REQUIRED ACTIONS —
1. Name the kinds of background in which the passage on medical education says the current student pool is skewed.
2. According to the passage on medical education, what was the title of the report released in early 2009?

Medical education is at a crossroads. While the health care workforce requires rapid expansion to accommodate the aging Baby Boomers, medical schools are tasked with inculcating ever-expanding scientific knowledge in the same limited four-year timeframe allotted to physicians of generations past.
A 35-member panel led by the former president of the Association of the American Medical Colleges (AAMC) released a report in early 2009, entitled “Revising the Medical School Mission at a Time of Expansion.” The authors here provide commentary on the report from the dual perspectives of medical educators who seek reform and practitioners of public health.
The authors applaud the report for acknowledging the current skew in racial, economic, and geographical backgrounds within the current medical school student pool. The panel states that admissions criteria fail to yield a physician workforce that is representative of the society at large. Recommended changes that should be adopted are decreasing the emphasis on the MCAT (Medical College Admissions Test) score and the grade point average.

DATASET ENTRIES —
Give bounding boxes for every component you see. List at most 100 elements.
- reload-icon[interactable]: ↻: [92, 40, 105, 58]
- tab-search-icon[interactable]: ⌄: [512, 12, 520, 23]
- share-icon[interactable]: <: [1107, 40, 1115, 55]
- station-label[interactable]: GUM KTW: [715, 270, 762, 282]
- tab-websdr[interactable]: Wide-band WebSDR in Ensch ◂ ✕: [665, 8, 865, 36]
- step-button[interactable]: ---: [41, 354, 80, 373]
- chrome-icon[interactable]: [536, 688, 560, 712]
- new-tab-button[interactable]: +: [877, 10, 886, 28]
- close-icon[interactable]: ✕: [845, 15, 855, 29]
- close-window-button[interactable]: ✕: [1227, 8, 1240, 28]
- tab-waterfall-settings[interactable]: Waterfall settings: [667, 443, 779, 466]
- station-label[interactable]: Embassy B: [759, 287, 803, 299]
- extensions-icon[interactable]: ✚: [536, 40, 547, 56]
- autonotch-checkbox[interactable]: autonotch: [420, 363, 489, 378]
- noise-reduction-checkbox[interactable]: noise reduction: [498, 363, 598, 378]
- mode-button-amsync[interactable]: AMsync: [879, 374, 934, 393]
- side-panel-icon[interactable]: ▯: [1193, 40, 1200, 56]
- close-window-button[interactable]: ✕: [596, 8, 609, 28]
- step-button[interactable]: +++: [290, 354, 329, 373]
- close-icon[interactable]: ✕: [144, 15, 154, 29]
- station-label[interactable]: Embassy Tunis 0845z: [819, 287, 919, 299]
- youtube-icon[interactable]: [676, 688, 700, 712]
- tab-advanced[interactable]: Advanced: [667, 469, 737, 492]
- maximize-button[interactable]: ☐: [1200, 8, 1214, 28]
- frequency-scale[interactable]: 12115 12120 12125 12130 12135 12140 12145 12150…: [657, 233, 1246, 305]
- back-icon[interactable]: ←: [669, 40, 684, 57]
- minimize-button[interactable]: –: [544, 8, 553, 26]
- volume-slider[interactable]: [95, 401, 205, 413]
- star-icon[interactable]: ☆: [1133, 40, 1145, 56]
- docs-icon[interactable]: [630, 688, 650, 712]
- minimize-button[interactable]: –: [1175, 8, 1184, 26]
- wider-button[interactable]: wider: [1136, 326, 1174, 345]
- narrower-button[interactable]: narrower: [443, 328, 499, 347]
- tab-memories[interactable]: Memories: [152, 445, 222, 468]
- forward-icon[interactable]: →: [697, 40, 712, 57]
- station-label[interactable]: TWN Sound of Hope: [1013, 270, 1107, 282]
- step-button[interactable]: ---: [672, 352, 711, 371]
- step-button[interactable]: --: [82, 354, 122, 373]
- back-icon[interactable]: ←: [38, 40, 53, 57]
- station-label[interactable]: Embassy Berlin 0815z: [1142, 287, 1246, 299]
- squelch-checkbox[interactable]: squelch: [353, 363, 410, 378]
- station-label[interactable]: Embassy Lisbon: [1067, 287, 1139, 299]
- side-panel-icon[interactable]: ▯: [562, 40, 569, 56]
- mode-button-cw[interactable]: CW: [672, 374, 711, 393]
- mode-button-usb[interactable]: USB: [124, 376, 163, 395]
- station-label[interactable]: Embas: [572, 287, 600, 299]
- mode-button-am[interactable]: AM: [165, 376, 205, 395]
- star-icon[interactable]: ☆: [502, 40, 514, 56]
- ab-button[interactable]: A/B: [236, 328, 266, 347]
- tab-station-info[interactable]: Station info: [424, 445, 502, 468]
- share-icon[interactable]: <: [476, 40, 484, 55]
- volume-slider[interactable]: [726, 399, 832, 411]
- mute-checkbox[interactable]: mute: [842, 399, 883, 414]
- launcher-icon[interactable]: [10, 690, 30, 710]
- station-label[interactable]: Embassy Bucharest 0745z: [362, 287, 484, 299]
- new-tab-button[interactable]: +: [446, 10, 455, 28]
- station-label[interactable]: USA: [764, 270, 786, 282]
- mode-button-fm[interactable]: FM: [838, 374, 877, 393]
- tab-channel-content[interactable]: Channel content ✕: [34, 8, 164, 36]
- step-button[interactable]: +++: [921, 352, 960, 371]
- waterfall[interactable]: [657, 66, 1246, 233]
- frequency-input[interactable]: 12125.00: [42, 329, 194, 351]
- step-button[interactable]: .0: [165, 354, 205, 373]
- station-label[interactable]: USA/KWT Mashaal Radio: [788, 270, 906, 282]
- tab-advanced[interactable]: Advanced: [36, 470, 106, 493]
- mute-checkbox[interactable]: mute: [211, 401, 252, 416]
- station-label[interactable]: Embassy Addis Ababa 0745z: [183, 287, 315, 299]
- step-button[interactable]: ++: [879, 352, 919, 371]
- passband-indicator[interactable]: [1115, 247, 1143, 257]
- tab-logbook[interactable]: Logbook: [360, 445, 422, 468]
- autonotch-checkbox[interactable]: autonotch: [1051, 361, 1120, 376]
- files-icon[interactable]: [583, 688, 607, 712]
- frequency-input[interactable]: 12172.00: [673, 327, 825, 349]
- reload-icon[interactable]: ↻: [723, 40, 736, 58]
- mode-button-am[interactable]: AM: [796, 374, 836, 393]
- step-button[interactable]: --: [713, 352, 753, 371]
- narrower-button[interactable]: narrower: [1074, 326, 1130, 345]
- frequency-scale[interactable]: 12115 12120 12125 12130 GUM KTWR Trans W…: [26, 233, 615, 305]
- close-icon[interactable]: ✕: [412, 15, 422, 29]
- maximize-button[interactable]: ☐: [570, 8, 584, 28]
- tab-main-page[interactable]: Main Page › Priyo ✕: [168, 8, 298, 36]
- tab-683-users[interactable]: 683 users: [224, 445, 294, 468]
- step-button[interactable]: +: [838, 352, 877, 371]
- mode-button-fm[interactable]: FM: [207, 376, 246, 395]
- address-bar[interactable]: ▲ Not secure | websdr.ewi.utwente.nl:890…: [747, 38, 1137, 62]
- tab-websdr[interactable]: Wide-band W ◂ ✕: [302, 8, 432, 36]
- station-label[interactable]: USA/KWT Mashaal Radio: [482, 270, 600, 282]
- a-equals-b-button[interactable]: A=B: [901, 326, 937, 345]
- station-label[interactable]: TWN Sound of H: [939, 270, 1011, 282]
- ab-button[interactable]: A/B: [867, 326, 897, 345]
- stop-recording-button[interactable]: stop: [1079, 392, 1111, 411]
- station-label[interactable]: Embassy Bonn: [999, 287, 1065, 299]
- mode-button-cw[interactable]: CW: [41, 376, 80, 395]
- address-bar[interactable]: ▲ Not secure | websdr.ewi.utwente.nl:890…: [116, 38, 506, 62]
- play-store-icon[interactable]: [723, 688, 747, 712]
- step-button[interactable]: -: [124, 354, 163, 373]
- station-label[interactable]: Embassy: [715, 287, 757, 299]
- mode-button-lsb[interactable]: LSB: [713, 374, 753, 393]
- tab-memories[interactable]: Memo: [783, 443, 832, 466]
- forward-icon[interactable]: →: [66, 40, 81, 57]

SOLUTIONS TO THE TASKS —
1. Racial, economic, and geographical.

2. “Revising the Medical School Mission at a Time of Expansion.”